# Exercise directions
Format the listing below, from its start through the line containing "The end region 142 is at (104, 627).", as a Markdown table with the columns Row and Line, numbering each line in order and omitting blank lines and the pictures.

# Extracted data
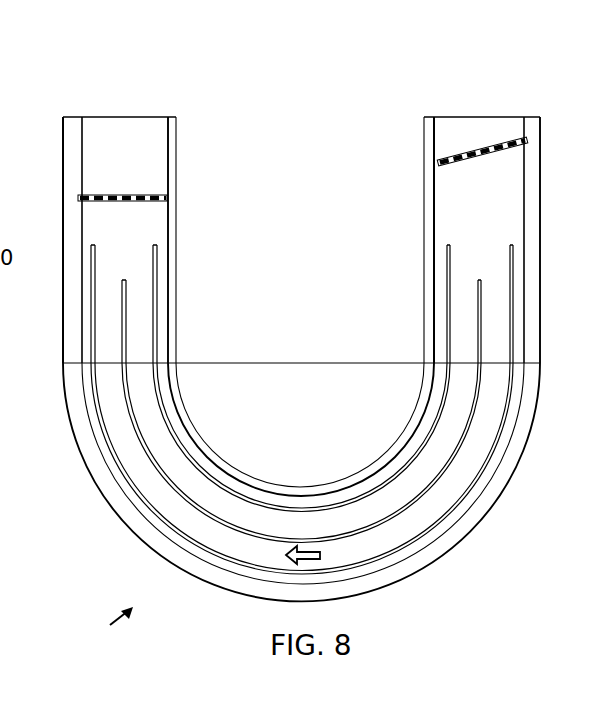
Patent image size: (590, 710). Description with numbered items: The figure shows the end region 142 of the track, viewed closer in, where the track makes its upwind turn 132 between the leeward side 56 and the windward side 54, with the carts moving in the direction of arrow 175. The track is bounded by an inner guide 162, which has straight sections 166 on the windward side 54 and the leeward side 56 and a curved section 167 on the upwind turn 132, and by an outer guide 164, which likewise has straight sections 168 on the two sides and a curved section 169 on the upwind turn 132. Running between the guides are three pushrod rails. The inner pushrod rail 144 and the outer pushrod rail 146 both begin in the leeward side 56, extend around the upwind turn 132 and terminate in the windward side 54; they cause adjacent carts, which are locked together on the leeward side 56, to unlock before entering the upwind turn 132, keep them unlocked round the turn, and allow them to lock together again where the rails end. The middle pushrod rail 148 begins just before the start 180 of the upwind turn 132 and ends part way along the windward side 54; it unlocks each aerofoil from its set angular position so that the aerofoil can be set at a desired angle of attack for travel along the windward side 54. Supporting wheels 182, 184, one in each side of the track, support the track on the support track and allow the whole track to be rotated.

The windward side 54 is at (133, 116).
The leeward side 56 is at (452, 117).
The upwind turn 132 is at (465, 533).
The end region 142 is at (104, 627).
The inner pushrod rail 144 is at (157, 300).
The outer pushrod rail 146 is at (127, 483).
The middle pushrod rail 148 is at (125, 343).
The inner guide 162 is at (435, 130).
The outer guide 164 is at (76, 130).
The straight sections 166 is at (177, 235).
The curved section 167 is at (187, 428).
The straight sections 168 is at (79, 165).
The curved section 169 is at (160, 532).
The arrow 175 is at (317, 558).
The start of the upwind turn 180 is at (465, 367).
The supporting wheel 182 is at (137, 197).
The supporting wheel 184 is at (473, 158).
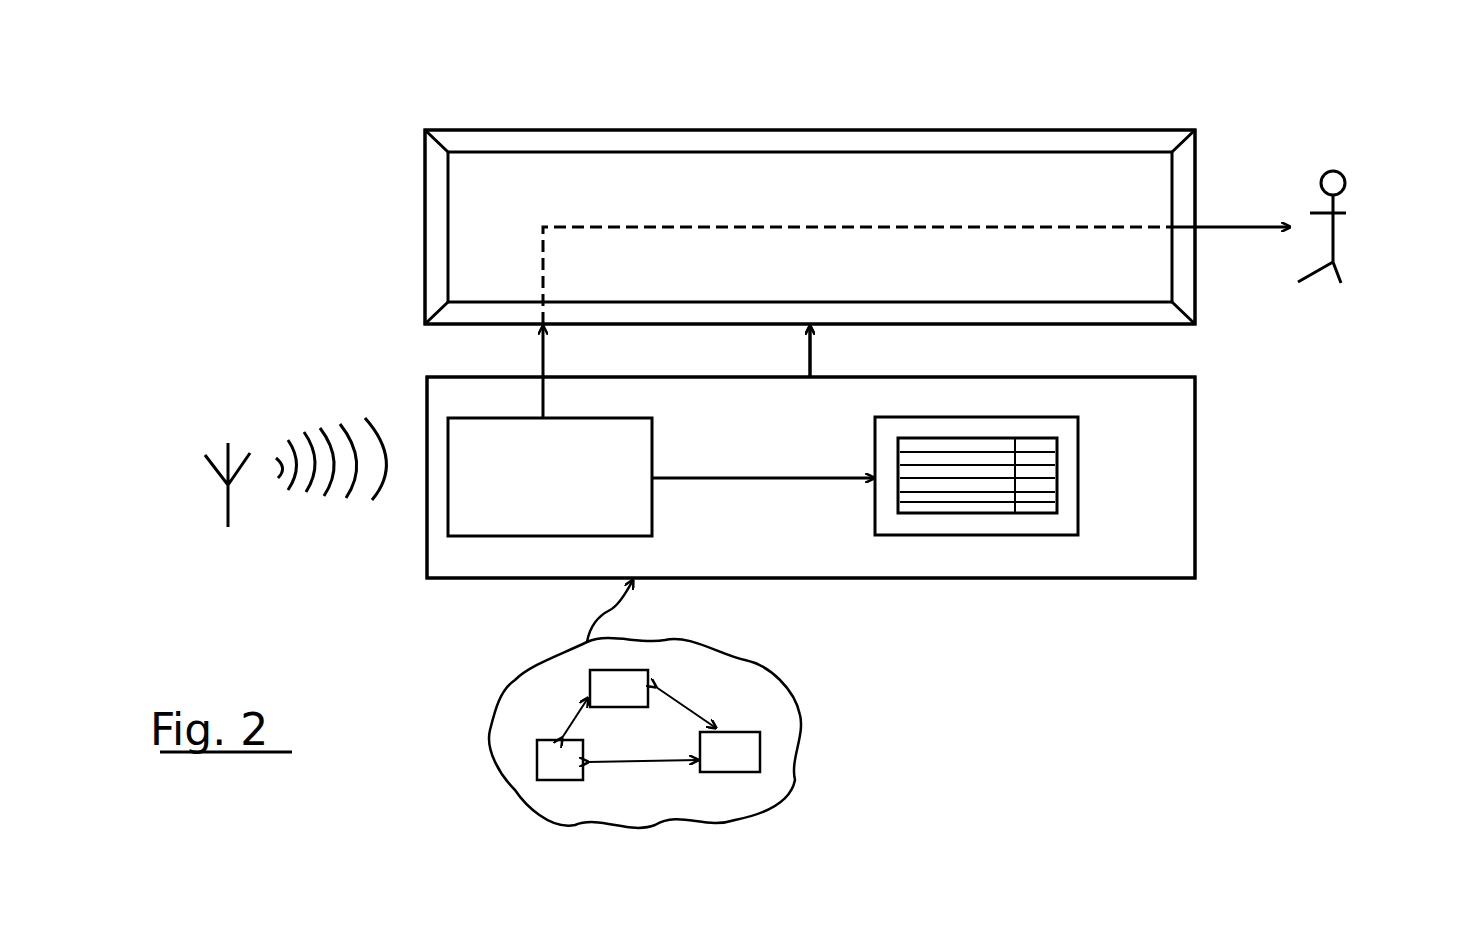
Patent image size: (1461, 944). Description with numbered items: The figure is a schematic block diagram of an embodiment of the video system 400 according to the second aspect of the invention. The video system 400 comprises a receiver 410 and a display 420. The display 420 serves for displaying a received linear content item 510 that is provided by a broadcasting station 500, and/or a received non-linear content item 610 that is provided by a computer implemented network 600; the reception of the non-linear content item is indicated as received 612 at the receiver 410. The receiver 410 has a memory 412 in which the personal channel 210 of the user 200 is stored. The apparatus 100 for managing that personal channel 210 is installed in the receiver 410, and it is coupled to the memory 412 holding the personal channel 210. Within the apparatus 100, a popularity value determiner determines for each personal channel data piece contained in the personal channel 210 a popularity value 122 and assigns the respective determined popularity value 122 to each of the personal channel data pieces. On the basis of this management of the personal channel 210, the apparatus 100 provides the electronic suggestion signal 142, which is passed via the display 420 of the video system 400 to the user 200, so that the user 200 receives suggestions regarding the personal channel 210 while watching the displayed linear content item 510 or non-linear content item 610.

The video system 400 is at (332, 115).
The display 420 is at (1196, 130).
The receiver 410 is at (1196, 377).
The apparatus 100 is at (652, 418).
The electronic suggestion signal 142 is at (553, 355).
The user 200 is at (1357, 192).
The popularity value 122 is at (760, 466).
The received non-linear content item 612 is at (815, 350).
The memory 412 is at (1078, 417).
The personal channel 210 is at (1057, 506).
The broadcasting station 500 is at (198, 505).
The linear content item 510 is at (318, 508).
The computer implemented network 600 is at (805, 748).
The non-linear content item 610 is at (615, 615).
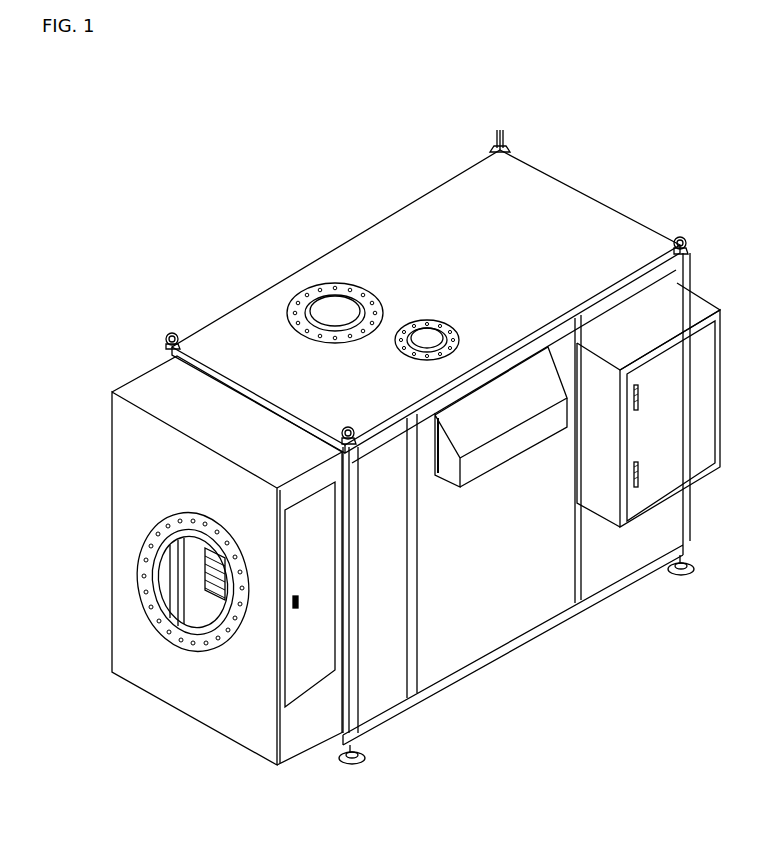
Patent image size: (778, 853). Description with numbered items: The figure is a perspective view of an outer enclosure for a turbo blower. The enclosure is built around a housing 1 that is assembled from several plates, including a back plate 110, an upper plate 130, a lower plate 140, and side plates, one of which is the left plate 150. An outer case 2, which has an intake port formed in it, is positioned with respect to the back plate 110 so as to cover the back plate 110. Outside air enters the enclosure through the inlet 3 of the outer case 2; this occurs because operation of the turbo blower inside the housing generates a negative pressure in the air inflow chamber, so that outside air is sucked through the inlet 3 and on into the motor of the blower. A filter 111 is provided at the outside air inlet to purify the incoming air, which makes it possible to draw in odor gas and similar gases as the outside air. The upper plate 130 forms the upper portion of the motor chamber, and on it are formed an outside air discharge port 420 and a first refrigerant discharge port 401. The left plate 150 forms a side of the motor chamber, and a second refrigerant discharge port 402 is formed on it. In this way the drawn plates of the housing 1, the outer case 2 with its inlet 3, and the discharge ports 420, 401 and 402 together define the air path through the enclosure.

# Solution to this problem
| Row | Line |
|---|---|
| 1 | Patent image size: (590, 710). Description with numbered items: The figure shows the end region 142 of the track, viewed closer in, where the track makes its upwind turn 132 between the leeward side 56 and the windward side 54, with the carts moving in the direction of arrow 175. The track is bounded by an inner guide 162, which has straight sections 166 on the windward side 54 and the leeward side 56 and a curved section 167 on the upwind turn 132, and by an outer guide 164, which likewise has straight sections 168 on the two sides and a curved section 169 on the upwind turn 132. Running between the guides are three pushrod rails. The inner pushrod rail 144 and the outer pushrod rail 146 both begin in the leeward side 56, extend around the upwind turn 132 and terminate in the windward side 54; they cause adjacent carts, which are locked together on the leeward side 56, to unlock before entering the upwind turn 132, keep them unlocked round the turn, and allow them to lock together again where the rails end. The middle pushrod rail 148 begins just before the start 180 of the upwind turn 132 and ends part way along the windward side 54; it unlocks each aerofoil from its set angular position so that the aerofoil can be set at a desired angle of attack for travel along the windward side 54. Supporting wheels 182, 184, one in each side of the track, support the track on the support track and allow the whole track to be rotated. |
| 2 | The windward side 54 is at (133, 116). |
| 3 | The leeward side 56 is at (452, 117). |
| 4 | The upwind turn 132 is at (465, 533). |
| 5 | The end region 142 is at (104, 627). |